- Instruction -
Below are some entries. Copy each line that holds the string "릴렉스파".

####################

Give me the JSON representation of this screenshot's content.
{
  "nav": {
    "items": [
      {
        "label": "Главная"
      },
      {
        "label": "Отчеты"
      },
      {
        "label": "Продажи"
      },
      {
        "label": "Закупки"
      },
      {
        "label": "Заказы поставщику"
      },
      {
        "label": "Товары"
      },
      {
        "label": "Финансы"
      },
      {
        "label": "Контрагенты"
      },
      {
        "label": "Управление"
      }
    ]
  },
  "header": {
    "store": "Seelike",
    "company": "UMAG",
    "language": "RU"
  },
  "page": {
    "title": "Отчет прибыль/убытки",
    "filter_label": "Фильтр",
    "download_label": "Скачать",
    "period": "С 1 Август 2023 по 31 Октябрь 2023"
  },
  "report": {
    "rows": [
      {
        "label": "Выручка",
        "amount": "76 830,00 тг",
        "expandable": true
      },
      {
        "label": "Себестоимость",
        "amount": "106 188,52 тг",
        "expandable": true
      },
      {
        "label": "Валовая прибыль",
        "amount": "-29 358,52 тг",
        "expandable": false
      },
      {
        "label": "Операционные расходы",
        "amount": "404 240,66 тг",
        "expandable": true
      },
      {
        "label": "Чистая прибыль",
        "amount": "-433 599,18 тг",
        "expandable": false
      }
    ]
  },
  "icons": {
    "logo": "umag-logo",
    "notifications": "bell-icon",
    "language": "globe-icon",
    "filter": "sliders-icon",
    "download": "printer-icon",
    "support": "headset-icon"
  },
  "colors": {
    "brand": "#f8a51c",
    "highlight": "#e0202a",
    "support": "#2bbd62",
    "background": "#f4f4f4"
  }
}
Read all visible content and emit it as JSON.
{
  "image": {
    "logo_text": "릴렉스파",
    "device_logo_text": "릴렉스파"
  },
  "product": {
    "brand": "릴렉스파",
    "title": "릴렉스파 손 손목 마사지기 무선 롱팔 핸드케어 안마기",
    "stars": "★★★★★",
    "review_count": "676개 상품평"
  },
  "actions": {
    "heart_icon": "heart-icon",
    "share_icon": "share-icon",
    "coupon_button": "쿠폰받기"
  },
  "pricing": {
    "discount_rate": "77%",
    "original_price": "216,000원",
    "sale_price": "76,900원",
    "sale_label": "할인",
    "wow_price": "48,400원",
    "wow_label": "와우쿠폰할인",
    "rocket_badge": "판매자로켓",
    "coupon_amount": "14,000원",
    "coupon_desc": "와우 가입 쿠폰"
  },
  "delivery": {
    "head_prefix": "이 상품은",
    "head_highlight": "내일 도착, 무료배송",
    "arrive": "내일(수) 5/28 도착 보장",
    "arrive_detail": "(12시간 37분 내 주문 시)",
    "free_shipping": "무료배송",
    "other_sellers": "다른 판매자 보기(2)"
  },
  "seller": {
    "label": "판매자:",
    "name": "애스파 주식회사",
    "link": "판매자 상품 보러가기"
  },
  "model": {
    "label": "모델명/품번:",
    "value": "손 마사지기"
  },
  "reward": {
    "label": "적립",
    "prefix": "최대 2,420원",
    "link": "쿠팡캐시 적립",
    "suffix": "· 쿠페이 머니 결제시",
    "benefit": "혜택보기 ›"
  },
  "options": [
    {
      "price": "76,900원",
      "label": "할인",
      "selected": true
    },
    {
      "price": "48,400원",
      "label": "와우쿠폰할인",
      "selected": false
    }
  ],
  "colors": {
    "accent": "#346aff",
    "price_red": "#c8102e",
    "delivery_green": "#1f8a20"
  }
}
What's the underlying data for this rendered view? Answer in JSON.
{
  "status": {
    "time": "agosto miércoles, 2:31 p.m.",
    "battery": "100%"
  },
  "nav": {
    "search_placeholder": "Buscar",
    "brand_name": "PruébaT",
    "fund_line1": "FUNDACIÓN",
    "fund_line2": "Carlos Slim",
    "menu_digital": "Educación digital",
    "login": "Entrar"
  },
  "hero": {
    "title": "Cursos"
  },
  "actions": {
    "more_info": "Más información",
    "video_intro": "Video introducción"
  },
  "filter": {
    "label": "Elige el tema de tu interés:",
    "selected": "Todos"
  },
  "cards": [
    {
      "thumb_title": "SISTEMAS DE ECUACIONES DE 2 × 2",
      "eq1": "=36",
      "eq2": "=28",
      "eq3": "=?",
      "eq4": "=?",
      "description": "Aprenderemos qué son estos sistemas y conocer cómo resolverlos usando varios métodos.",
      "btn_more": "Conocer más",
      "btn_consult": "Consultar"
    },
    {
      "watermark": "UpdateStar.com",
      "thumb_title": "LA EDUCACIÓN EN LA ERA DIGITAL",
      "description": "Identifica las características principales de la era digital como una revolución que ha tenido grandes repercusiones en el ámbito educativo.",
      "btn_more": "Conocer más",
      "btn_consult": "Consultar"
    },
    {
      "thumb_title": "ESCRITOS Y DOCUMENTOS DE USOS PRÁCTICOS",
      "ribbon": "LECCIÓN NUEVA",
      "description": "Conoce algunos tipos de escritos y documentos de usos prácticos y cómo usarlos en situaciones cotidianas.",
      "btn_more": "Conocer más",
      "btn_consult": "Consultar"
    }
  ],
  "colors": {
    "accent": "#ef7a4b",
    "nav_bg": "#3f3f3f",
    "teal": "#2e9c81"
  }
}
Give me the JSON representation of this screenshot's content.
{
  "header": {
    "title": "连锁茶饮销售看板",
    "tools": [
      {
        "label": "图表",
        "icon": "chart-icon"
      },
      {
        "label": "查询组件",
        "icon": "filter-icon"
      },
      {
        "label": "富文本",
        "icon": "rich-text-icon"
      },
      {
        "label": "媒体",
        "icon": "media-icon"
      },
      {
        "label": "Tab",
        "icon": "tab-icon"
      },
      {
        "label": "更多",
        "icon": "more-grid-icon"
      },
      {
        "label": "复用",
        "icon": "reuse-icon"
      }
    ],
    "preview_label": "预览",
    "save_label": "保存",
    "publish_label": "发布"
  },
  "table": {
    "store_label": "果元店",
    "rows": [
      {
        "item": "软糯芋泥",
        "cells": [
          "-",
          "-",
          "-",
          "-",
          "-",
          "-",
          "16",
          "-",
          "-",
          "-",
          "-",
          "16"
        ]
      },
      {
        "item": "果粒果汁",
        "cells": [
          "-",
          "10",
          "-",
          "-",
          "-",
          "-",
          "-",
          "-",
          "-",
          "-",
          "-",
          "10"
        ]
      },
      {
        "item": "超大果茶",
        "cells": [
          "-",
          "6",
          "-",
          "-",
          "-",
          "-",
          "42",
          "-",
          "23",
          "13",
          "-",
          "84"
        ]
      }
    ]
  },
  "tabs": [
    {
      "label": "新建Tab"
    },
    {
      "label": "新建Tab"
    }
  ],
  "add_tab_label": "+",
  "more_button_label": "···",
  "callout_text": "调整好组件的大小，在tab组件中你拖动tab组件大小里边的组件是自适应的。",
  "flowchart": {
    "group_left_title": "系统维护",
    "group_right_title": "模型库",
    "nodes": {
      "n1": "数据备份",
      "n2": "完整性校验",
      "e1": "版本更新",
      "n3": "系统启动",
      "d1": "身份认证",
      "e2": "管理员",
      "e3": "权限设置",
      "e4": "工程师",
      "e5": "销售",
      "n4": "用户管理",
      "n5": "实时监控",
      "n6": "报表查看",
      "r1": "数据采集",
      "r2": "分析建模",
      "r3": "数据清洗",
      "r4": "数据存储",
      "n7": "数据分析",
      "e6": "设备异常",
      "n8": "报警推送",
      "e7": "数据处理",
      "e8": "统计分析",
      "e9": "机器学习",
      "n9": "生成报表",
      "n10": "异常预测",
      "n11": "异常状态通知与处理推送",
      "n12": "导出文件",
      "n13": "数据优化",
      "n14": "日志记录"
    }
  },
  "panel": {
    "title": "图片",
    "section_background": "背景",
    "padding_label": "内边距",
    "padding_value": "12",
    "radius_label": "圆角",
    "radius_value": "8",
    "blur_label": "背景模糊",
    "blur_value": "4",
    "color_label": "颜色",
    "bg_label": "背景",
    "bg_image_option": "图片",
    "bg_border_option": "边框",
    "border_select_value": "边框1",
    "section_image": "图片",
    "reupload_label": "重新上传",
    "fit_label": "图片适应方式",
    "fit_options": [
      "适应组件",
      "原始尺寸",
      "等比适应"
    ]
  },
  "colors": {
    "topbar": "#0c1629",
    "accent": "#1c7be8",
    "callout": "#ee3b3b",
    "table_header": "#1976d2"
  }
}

####################

- Reply to the task -
    "logo_text": "릴렉스파",
    "device_logo_text": "릴렉스파"
    "brand": "릴렉스파",
    "title": "릴렉스파 손 손목 마사지기 무선 롱팔 핸드케어 안마기",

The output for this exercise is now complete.